→ Dataset content
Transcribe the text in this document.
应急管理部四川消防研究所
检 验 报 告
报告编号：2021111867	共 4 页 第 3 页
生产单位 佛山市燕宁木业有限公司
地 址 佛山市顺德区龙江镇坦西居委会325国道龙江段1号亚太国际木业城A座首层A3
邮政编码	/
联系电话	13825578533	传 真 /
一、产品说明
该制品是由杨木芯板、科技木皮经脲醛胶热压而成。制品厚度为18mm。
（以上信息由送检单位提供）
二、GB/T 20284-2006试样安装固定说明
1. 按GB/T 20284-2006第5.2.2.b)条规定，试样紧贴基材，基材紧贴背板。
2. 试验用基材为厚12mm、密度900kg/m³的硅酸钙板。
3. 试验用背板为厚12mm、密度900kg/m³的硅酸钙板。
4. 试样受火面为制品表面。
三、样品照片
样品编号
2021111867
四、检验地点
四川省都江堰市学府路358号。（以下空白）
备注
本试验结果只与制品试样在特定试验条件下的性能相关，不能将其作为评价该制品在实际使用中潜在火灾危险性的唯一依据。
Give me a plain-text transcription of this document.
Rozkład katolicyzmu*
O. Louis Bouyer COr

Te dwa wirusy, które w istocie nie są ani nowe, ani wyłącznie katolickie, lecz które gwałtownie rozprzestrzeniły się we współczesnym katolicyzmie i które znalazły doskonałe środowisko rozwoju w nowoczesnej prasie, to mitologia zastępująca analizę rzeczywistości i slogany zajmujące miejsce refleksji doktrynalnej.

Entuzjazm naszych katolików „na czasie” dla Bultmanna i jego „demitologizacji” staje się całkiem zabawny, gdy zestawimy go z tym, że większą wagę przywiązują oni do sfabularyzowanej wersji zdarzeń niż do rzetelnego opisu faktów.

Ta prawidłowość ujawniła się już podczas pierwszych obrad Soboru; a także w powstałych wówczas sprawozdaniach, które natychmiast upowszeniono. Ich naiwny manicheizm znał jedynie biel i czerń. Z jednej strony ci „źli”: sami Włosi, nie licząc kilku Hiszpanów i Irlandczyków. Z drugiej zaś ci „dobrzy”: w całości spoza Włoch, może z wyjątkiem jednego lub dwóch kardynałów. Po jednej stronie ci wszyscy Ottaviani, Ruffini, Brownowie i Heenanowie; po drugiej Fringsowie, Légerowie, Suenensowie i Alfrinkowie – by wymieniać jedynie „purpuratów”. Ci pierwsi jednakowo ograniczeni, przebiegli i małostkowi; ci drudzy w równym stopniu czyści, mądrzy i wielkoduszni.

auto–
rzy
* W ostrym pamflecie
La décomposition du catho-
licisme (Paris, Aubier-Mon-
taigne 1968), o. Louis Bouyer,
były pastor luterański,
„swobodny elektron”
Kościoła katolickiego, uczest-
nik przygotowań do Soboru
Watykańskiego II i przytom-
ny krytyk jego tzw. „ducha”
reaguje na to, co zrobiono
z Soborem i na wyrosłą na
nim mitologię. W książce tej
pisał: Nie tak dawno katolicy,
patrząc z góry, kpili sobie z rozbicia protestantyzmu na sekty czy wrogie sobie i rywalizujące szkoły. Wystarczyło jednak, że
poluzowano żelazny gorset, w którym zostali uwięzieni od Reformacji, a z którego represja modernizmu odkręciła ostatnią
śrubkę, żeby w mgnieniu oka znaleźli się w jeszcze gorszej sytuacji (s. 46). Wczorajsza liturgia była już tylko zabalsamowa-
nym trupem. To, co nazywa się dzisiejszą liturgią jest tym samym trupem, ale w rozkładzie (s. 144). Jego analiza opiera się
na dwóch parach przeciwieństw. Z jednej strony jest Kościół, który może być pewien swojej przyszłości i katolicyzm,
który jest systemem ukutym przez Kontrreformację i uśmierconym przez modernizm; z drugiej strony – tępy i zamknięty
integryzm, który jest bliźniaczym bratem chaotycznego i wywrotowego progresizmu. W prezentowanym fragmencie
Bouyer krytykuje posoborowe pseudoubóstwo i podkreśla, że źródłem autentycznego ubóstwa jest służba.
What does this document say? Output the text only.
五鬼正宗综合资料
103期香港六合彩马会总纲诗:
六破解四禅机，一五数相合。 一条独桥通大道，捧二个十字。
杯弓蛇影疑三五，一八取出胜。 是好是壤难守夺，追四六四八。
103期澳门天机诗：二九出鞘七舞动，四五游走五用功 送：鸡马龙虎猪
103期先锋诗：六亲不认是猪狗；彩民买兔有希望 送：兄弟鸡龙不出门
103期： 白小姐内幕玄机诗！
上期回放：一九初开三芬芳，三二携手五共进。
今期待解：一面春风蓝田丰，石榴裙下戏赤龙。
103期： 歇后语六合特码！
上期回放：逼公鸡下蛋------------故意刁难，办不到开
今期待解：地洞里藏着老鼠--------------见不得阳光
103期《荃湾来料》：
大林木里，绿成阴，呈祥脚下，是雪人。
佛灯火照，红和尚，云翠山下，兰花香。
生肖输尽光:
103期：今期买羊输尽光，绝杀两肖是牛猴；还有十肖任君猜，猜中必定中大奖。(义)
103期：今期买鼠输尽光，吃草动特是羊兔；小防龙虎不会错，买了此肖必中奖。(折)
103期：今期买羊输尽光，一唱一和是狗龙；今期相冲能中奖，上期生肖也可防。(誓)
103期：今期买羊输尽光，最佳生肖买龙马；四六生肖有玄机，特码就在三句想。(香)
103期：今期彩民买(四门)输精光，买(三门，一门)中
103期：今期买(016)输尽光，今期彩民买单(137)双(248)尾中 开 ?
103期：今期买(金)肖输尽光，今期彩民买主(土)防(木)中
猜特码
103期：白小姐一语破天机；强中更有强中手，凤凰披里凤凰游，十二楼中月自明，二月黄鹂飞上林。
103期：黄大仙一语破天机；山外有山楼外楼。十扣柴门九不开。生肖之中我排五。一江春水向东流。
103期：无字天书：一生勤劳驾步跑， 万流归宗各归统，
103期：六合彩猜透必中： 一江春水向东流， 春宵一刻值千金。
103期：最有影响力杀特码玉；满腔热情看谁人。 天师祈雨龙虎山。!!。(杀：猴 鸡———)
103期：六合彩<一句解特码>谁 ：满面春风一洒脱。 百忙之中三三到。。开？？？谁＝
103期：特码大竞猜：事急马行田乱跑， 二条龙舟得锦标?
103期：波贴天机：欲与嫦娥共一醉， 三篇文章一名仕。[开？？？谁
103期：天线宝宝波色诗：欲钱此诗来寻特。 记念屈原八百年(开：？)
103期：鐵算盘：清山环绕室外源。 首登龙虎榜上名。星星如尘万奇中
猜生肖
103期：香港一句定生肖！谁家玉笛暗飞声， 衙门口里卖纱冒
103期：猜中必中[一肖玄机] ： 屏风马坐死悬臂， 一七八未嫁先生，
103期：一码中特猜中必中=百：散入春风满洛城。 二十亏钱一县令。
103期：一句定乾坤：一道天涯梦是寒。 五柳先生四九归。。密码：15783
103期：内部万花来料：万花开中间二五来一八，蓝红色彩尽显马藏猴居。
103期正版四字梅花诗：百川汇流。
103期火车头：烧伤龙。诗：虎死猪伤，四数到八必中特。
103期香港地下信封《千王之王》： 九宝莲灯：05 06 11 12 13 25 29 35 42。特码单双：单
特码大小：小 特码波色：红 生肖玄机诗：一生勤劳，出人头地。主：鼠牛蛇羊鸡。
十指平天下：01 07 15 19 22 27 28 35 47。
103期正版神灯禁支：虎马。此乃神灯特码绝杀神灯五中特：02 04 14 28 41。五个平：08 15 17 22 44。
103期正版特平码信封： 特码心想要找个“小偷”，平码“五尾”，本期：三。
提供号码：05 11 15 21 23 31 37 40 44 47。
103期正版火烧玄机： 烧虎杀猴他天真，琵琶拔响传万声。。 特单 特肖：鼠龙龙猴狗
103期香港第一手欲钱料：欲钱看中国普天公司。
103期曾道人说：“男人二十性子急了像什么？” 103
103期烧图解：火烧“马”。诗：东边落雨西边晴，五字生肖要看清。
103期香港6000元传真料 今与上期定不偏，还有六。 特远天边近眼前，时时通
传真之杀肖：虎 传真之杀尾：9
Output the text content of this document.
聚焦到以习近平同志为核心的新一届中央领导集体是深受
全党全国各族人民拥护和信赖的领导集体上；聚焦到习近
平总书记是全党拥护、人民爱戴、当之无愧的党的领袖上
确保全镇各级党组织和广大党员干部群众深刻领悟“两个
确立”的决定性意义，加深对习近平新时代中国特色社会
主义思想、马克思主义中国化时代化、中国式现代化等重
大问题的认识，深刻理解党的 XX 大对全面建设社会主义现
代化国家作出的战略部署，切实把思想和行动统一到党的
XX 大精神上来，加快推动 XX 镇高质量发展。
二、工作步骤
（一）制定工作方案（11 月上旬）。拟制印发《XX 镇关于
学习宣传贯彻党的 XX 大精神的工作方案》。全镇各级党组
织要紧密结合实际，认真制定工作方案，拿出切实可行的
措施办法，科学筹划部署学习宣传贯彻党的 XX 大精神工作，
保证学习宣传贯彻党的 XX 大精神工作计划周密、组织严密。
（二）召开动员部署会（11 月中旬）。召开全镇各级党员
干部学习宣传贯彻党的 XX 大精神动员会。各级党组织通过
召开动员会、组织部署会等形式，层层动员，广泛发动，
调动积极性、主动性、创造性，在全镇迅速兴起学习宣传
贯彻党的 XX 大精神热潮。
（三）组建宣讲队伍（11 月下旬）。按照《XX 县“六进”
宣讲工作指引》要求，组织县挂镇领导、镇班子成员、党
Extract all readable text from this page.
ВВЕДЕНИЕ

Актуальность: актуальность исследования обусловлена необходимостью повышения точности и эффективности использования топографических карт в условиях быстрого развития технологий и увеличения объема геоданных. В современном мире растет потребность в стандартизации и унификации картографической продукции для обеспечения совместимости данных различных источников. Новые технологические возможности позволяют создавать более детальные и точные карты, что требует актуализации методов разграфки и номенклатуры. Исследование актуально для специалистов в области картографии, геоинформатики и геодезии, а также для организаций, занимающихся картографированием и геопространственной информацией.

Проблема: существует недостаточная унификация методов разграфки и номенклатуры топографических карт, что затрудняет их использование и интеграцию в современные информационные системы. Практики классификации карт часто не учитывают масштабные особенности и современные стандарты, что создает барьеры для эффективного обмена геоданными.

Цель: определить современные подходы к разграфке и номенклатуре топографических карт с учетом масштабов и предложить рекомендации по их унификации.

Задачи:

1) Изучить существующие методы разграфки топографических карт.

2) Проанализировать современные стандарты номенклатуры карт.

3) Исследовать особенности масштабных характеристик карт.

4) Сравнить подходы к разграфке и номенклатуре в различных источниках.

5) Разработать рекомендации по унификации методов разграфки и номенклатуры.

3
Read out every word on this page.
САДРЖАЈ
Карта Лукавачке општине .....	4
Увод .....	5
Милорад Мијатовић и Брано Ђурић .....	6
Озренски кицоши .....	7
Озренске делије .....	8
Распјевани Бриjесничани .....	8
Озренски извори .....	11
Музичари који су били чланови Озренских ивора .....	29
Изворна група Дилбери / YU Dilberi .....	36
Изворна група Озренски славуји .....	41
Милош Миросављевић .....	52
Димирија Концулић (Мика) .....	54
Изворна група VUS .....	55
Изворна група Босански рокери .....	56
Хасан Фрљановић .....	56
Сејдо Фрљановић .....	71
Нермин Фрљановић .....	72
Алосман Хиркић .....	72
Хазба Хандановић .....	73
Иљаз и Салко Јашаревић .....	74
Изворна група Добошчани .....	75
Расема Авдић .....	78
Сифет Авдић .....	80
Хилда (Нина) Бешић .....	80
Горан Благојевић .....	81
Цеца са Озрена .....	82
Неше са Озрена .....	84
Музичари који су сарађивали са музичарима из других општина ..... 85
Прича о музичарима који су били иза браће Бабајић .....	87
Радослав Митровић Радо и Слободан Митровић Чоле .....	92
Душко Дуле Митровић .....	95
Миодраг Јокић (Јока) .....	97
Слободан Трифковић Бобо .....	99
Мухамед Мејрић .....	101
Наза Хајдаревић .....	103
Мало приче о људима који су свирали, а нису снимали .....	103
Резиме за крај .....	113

→ Aim
In the lines above, locate the string "jednej". Copy every line where it occurs.

→ Written answer
Ta prawidłowość ujawniła się już podczas pierwszych obrad Soboru; a także w powstałych wówczas sprawozdaniach, które natychmiast upowszeniono. Ich naiwny manicheizm znał jedynie biel i czerń. Z jednej strony ci „źli”: sami Włosi, nie licząc kilku Hiszpanów i Irlandczyków. Z drugiej zaś ci „dobrzy”: w całości spoza Włoch, może z wyjątkiem jednego lub dwóch kardynałów. Po jednej stronie ci wszyscy Ottaviani, Ruffini, Brownowie i Heenanowie; po drugiej Fringsowie, Légerowie, Suenensowie i Alfrinkowie – by wymieniać jedynie „purpuratów”. Ci pierwsi jednakowo ograniczeni, przebiegli i małostkowi; ci drudzy w równym stopniu czyści, mądrzy i wielkoduszni.
na dwóch parach przeciwieństw. Z jednej strony jest Kościół, który może być pewien swojej przyszłości i katolicyzm,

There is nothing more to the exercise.